*Task directions*. Copy out the entries below precisely; nothing is to be omitted.

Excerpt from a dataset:

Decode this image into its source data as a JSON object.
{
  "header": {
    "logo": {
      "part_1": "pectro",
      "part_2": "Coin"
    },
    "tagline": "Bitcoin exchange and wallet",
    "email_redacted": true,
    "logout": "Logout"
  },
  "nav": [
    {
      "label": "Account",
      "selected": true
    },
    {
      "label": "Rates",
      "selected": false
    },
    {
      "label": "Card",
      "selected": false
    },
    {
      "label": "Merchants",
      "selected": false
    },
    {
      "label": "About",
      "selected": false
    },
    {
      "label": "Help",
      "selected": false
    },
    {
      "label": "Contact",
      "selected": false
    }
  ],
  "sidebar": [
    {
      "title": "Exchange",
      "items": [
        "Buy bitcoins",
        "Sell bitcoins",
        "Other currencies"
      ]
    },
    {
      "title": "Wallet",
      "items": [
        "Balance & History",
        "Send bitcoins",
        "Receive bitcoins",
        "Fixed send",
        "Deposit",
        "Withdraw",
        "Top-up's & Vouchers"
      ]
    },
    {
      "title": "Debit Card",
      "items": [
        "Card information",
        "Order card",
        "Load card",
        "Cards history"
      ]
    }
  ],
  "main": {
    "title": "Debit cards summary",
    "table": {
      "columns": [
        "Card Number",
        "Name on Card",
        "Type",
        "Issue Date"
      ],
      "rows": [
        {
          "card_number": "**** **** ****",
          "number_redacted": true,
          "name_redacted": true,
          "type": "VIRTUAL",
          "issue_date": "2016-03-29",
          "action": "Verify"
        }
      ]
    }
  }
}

*Exercise solution*.
Decode this image into its source data as a JSON object.
{
  "header": {
    "logo": {
      "part_1": "pectro",
      "part_2": "Coin"
    },
    "tagline": "Bitcoin exchange and wallet",
    "email_redacted": true,
    "logout": "Logout"
  },
  "nav": [
    {
      "label": "Account",
      "selected": true
    },
    {
      "label": "Rates",
      "selected": false
    },
    {
      "label": "Card",
      "selected": false
    },
    {
      "label": "Merchants",
      "selected": false
    },
    {
      "label": "About",
      "selected": false
    },
    {
      "label": "Help",
      "selected": false
    },
    {
      "label": "Contact",
      "selected": false
    }
  ],
  "sidebar": [
    {
      "title": "Exchange",
      "items": [
        "Buy bitcoins",
        "Sell bitcoins",
        "Other currencies"
      ]
    },
    {
      "title": "Wallet",
      "items": [
        "Balance & History",
        "Send bitcoins",
        "Receive bitcoins",
        "Fixed send",
        "Deposit",
        "Withdraw",
        "Top-up's & Vouchers"
      ]
    },
    {
      "title": "Debit Card",
      "items": [
        "Card information",
        "Order card",
        "Load card",
        "Cards history"
      ]
    }
  ],
  "main": {
    "title": "Debit cards summary",
    "table": {
      "columns": [
        "Card Number",
        "Name on Card",
        "Type",
        "Issue Date"
      ],
      "rows": [
        {
          "card_number": "**** **** ****",
          "number_redacted": true,
          "name_redacted": true,
          "type": "VIRTUAL",
          "issue_date": "2016-03-29",
          "action": "Verify"
        }
      ]
    }
  }
}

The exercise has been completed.